Text only, exactly as given: reproduce the entries below without their pictures.
____________________
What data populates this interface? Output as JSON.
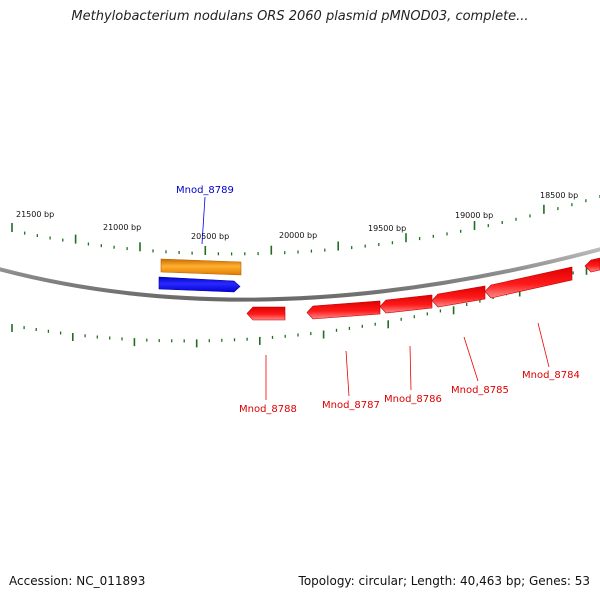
{
  "title": "Methylobacterium nodulans ORS 2060 plasmid pMNOD03, complete...",
  "footer": {
    "accession": "Accession: NC_011893",
    "summary": "Topology: circular; Length: 40,463 bp; Genes: 53"
  },
  "colors": {
    "forward_gene": "#0000ee",
    "reverse_gene": "#ee0000",
    "other_feature": "#f08c00",
    "tick": "#1e6e1e",
    "backbone": "#8a8a8a"
  },
  "tick_labels": [
    "21500 bp",
    "21000 bp",
    "20500 bp",
    "20000 bp",
    "19500 bp",
    "19000 bp",
    "18500 bp"
  ],
  "genes": [
    {
      "name": "Mnod_8789",
      "strand": "forward"
    },
    {
      "name": "Mnod_8788",
      "strand": "reverse"
    },
    {
      "name": "Mnod_8787",
      "strand": "reverse"
    },
    {
      "name": "Mnod_8786",
      "strand": "reverse"
    },
    {
      "name": "Mnod_8785",
      "strand": "reverse"
    },
    {
      "name": "Mnod_8784",
      "strand": "reverse"
    }
  ]
}
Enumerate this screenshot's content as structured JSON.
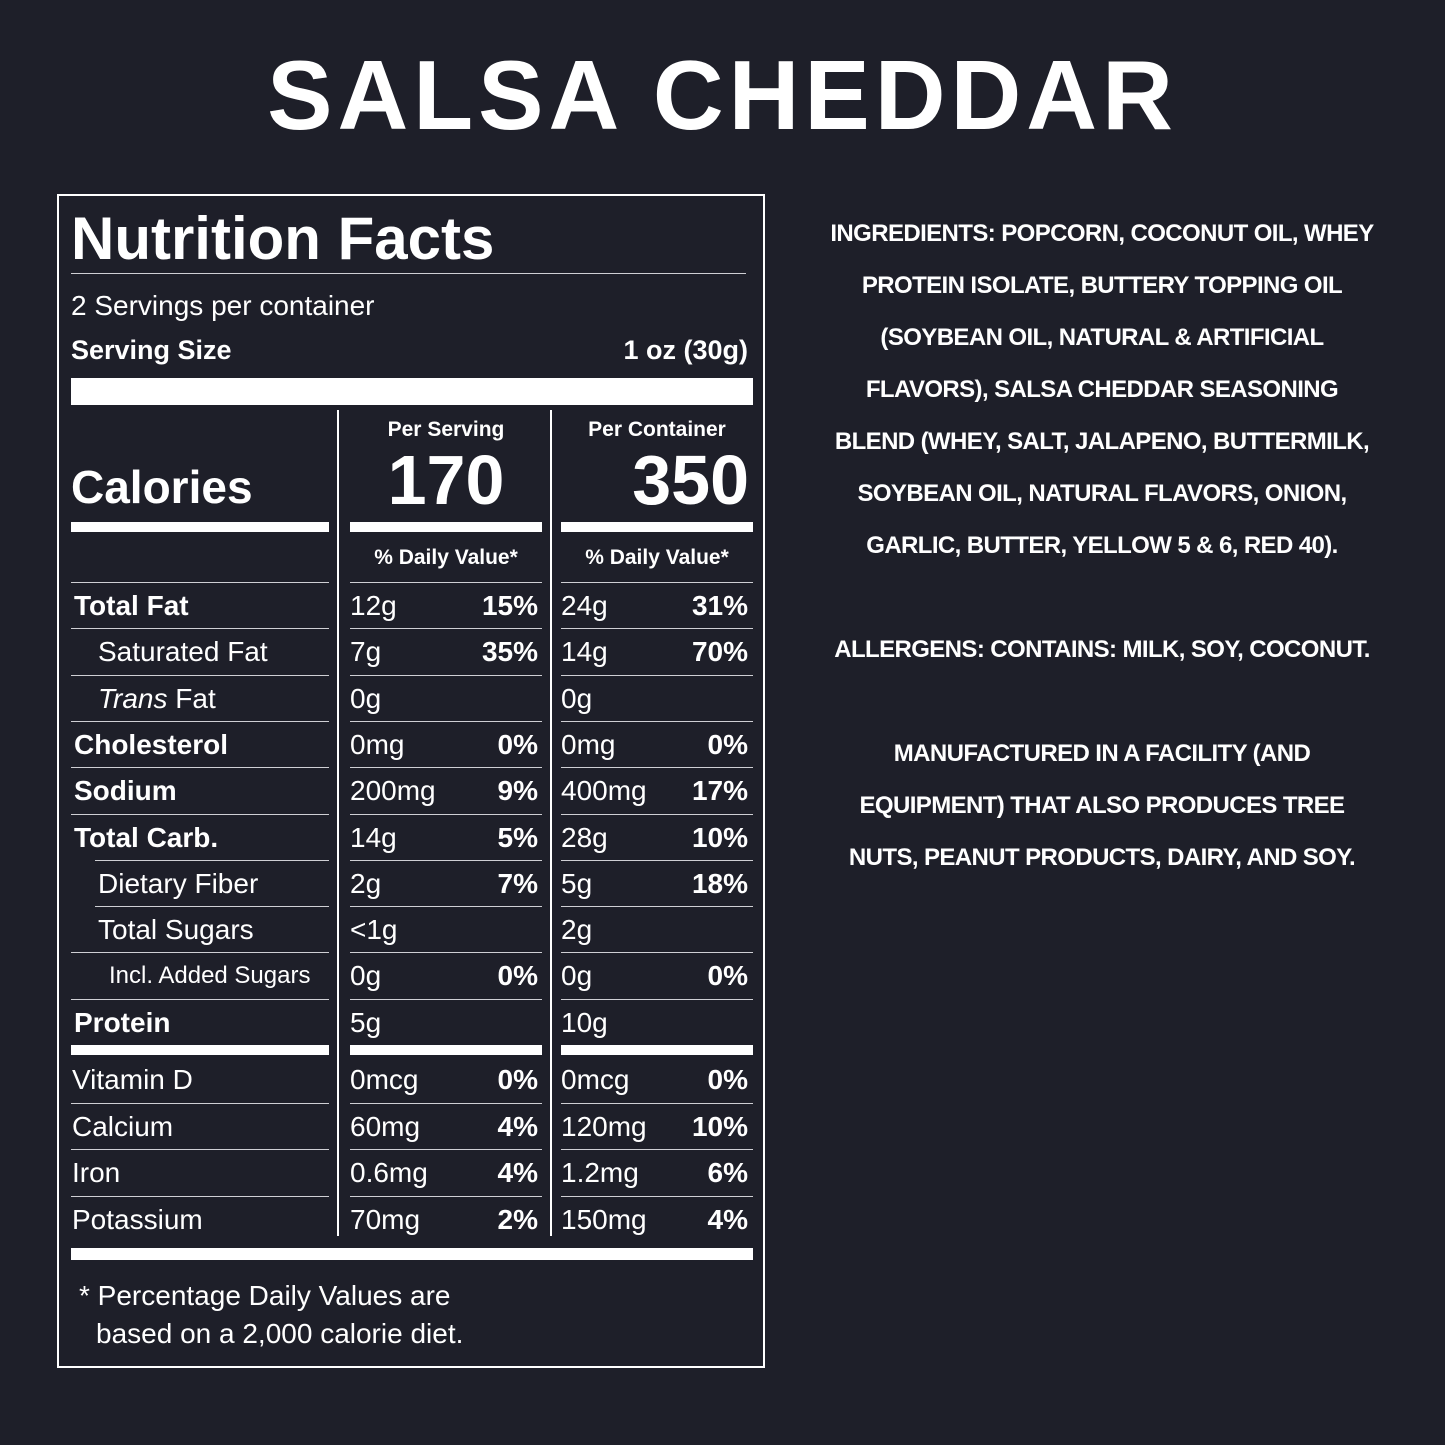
____________________
→ **Task output**
What data populates this interface? Output as JSON.
{
  "title": "Methylobacterium nodulans ORS 2060 plasmid pMNOD03, complete...",
  "footer": {
    "accession": "Accession: NC_011893",
    "summary": "Topology: circular; Length: 40,463 bp; Genes: 53"
  },
  "colors": {
    "forward_gene": "#0000ee",
    "reverse_gene": "#ee0000",
    "other_feature": "#f08c00",
    "tick": "#1e6e1e",
    "backbone": "#8a8a8a"
  },
  "tick_labels": [
    "21500 bp",
    "21000 bp",
    "20500 bp",
    "20000 bp",
    "19500 bp",
    "19000 bp",
    "18500 bp"
  ],
  "genes": [
    {
      "name": "Mnod_8789",
      "strand": "forward"
    },
    {
      "name": "Mnod_8788",
      "strand": "reverse"
    },
    {
      "name": "Mnod_8787",
      "strand": "reverse"
    },
    {
      "name": "Mnod_8786",
      "strand": "reverse"
    },
    {
      "name": "Mnod_8785",
      "strand": "reverse"
    },
    {
      "name": "Mnod_8784",
      "strand": "reverse"
    }
  ]
}
Enumerate this screenshot's content as structured JSON.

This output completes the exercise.